• Reading text:
These are important questions worthy of consideration, especially in light of Haspel's pledge not to restart the CIA's “enhanced interrogation” programs during her May 9 testimony before the Senate Intelligence Committee. And a few days later, an Army Green Beret turned UFC Fighter offered up his little contribution to this moment of reflection:

“This wasn’t an attempt to demonstrate bravado,” Kennedy wrote on Twitter. “Just trying to show people what this is.”

That's a commendable impulse, sure — except that getting waterboarded in a controlled setting, voluntarily, in a familiar setting, surrounded by buddies who will stop any time, without the terror of extraordinary rendition, solitary confinement, stress positions, and sleep deprivation that define the CIA's broad interrogation program.

• Data provided:
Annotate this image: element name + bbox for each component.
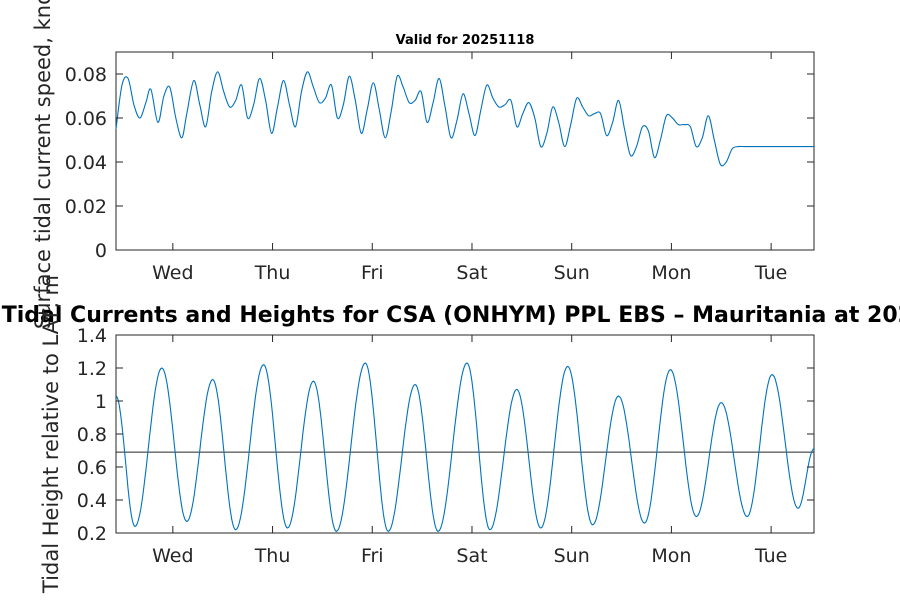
x-tick-label: Fri	[361, 262, 384, 284]
current-speed-chart: 00.020.040.060.08 Wed Thu Fri Sat Sun Mon Tue …	[31, 0, 815, 329]
y-tick-label: 1.2	[77, 358, 107, 380]
y-tick-label: 0.04	[65, 152, 107, 174]
x-tick-label: Fri	[361, 545, 384, 567]
x-tick-label: Sun	[554, 262, 590, 284]
y-tick-label: 1	[95, 391, 107, 413]
current-speed-y-axis-label: Surface tidal current speed, knots	[31, 0, 55, 329]
current-speed-chart-title: Valid for 20251118	[396, 33, 535, 48]
x-tick-label: Tue	[754, 262, 787, 284]
tidal-height-series-line	[115, 362, 815, 533]
y-tick-label: 0.08	[65, 64, 107, 86]
x-tick-label: Mon	[651, 545, 691, 567]
y-tick-label: 0.6	[77, 457, 107, 479]
y-tick-label: 0.2	[77, 523, 107, 545]
x-tick-label: Wed	[152, 262, 193, 284]
x-tick-label: Thu	[254, 545, 291, 567]
x-tick-label: Thu	[254, 262, 291, 284]
x-tick-label: Wed	[152, 545, 193, 567]
y-tick-label: 0.8	[77, 424, 107, 446]
main-figure-title: Tidal Currents and Heights for CSA (ONHY…	[2, 303, 900, 328]
y-tick-label: 0	[95, 240, 107, 262]
y-tick-label: 0.06	[65, 108, 107, 130]
y-tick-label: 0.02	[65, 196, 107, 218]
y-tick-label: 0.4	[77, 490, 107, 512]
y-tick-label: 1.4	[77, 325, 107, 347]
tidal-height-chart: 0.2 0.4 0.6 0.8 1 1.2 1.4 Wed Thu Fri Sat Sun Mon Tu…	[2, 275, 900, 594]
x-tick-label: Mon	[651, 262, 691, 284]
tidal-height-y-axis-label: Tidal Height relative to LAT, m	[39, 275, 63, 594]
x-tick-label: Tue	[754, 545, 787, 567]
x-tick-label: Sat	[456, 545, 487, 567]
x-tick-label: Sun	[554, 545, 590, 567]
current-speed-plot-area	[115, 51, 815, 251]
x-tick-label: Sat	[456, 262, 487, 284]
current-speed-series-line	[115, 71, 814, 167]
tidal-height-plot-area	[115, 334, 815, 534]
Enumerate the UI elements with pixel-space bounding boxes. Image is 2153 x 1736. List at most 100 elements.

• Exercises:
(A) In the waterboarding passage, on what date did Haspel testify before the Senate Intelligence Committee?
(B) Please rename "y-tick-label" to "vertical-tick-label" in the records. Begin at the line that has "262, 384, 284]", stop after the line that has "current-speed-chart-title: Valid for", and return only those lines.
The text and the records are unrelated material.

• Exercise results:
(A) May 9

(B)
x-tick-label: Fri	[361, 262, 384, 284]
current-speed-chart: 00.020.040.060.08 Wed Thu Fri Sat Sun Mon Tue …	[31, 0, 815, 329]
vertical-tick-label: 1.2	[77, 358, 107, 380]
vertical-tick-label: 0.04	[65, 152, 107, 174]
x-tick-label: Fri	[361, 545, 384, 567]
x-tick-label: Sun	[554, 262, 590, 284]
vertical-tick-label: 1	[95, 391, 107, 413]
current-speed-y-axis-label: Surface tidal current speed, knots	[31, 0, 55, 329]
current-speed-chart-title: Valid for 20251118	[396, 33, 535, 48]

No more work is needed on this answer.